TASK ITEM: Copy the passage of the parenting survey report from "Other My Say" up to and including "of other parents.", keeping every word the same.

QUOTED PASSAGE:
The University of Queensland (UQ), The University of Sydney and Monash University survey found 70 percent of Queensland parents of children with disabilities reported feeling stressed and worried.
This compares to just 32 percent of parents of typically developing children who reported feeling stressed and worried in a 2011 International Parenting Survey.
The My Say survey is part of a pioneering project called Stepping Stones Triple P (SSTP), which aims to improve the health and wellbeing of children with disabilities across three states by providing free parenting support and free professional training.
A project of this scale – involving an estimated 30,000 parents of children with disabilities in Queensland, Victoria and New South Wales – has never been done before.
UQ’s lead researcher on the project and Triple P founder Professor Matt Sanders said it was no surprise parents of children with special needs were in distress.
“Children with disabilities have three to four times more emotional and behavioural problems than typically developing children, so it can be a very hard and lonely road for the people who love them and care for them,” he said.
“The My Say survey results confirm what most health professionals already know – many parents of children with a disability are struggling to cope.”
Over the next three years, parents of children with special needs in Queensland, Victoria and New South Wales will be offered free parenting support through Triple P’s Stepping Stones program to improve their confidence, resilience and competence.
Professionals such as allied health therapists, teachers, nurses and community workers in these three states can also apply for free Stepping Stones training and resources.
Queensland is the first state to benefit from the SSTP project, with free training available from May this year and free parenting support from June.
Other My Say survey results indicate only 58 percent of parents of children with a disability reported feeling satisfied with their lives compared to 83 percent of parents of typically developing children, and 32 percent of parents of children with a disability felt emotionally distressed compared to nine percent of other parents.

EXTRACTED RECORDS:

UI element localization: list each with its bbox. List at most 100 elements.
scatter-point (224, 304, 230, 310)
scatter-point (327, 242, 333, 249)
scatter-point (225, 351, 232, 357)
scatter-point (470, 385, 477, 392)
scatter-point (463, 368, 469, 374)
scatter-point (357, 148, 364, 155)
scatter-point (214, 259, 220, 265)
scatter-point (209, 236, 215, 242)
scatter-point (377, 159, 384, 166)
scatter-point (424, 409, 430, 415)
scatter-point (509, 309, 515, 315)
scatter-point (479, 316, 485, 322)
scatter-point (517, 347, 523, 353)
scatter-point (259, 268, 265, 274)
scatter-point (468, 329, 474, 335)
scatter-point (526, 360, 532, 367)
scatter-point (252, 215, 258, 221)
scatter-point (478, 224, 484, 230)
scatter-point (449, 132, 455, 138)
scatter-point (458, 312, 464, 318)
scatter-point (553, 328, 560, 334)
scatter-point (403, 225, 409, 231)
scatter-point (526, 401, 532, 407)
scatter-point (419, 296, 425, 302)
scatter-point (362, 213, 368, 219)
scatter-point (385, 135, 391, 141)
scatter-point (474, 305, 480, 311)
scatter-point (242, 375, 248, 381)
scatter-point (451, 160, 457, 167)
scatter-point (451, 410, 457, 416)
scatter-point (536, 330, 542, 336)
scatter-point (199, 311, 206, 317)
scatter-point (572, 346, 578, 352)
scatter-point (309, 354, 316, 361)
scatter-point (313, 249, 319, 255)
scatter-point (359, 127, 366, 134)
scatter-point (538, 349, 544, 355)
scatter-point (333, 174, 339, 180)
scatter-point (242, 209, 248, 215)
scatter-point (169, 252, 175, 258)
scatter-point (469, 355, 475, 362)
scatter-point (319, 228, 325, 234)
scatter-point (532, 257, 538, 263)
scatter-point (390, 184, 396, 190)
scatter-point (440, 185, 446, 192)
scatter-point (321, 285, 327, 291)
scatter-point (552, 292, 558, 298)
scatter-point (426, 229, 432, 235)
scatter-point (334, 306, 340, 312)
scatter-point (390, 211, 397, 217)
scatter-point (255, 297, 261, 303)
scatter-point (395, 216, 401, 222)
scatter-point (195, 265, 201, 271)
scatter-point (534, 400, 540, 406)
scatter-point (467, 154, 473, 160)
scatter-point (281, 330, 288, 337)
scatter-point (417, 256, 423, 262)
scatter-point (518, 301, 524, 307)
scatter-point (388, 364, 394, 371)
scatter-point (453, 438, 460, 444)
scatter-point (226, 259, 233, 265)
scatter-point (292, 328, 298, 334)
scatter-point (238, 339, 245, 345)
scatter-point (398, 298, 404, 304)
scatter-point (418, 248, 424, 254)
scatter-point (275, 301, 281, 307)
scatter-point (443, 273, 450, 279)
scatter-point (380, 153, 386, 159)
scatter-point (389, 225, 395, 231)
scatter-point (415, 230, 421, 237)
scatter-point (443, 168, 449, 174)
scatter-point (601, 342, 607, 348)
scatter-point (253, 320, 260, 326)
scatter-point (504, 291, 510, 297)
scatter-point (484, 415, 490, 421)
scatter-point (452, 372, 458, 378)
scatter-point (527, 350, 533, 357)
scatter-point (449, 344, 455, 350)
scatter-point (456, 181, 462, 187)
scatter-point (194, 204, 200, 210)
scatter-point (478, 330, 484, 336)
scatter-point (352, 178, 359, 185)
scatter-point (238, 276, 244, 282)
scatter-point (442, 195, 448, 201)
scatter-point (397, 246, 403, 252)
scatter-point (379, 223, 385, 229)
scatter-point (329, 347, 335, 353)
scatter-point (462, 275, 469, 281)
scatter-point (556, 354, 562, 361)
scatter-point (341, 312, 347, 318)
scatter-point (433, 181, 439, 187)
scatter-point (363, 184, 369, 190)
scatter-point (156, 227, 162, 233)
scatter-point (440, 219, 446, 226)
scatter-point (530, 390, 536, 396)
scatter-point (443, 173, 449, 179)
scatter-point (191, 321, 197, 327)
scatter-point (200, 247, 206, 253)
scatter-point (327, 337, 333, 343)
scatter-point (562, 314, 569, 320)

RESPONSE:
Other My Say survey results indicate only 58 percent of parents of children with a disability reported feeling satisfied with their lives compared to 83 percent of parents of typically developing children, and 32 percent of parents of children with a disability felt emotionally distressed compared to nine percent of other parents.